(WHAT NEEDS TO BE DONE) Render the following material again verbatim, leaving nothing out.

(DATA PROVIDED)
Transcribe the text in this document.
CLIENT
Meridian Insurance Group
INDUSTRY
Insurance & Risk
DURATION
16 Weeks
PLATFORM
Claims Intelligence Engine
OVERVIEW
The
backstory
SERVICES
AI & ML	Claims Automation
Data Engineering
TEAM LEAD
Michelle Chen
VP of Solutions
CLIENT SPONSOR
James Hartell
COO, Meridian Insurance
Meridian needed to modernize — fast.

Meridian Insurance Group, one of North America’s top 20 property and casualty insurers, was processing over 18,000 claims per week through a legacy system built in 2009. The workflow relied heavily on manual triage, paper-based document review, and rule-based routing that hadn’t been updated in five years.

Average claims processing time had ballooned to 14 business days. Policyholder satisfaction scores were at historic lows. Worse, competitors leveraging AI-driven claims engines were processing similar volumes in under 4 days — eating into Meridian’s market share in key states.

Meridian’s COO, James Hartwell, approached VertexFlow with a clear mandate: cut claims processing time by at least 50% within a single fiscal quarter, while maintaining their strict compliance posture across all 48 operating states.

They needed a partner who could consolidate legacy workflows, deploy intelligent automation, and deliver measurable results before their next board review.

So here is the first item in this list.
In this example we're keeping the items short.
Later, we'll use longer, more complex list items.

(FULL OUTPUT)
Transcribe the text in this document.
CLIENT
Meridian Insurance Group
INDUSTRY
Insurance & Risk
DURATION
16 Weeks
PLATFORM
Claims Intelligence Engine
OVERVIEW
The
backstory
SERVICES
AI & ML	Claims Automation
Data Engineering
TEAM LEAD
Michelle Chen
VP of Solutions
CLIENT SPONSOR
James Hartell
COO, Meridian Insurance
Meridian needed to modernize — fast.

Meridian Insurance Group, one of North America’s top 20 property and casualty insurers, was processing over 18,000 claims per week through a legacy system built in 2009. The workflow relied heavily on manual triage, paper-based document review, and rule-based routing that hadn’t been updated in five years.

Average claims processing time had ballooned to 14 business days. Policyholder satisfaction scores were at historic lows. Worse, competitors leveraging AI-driven claims engines were processing similar volumes in under 4 days — eating into Meridian’s market share in key states.

Meridian’s COO, James Hartwell, approached VertexFlow with a clear mandate: cut claims processing time by at least 50% within a single fiscal quarter, while maintaining their strict compliance posture across all 48 operating states.

They needed a partner who could consolidate legacy workflows, deploy intelligent automation, and deliver measurable results before their next board review.

So here is the first item in this list.
In this example we're keeping the items short.
Later, we'll use longer, more complex list items.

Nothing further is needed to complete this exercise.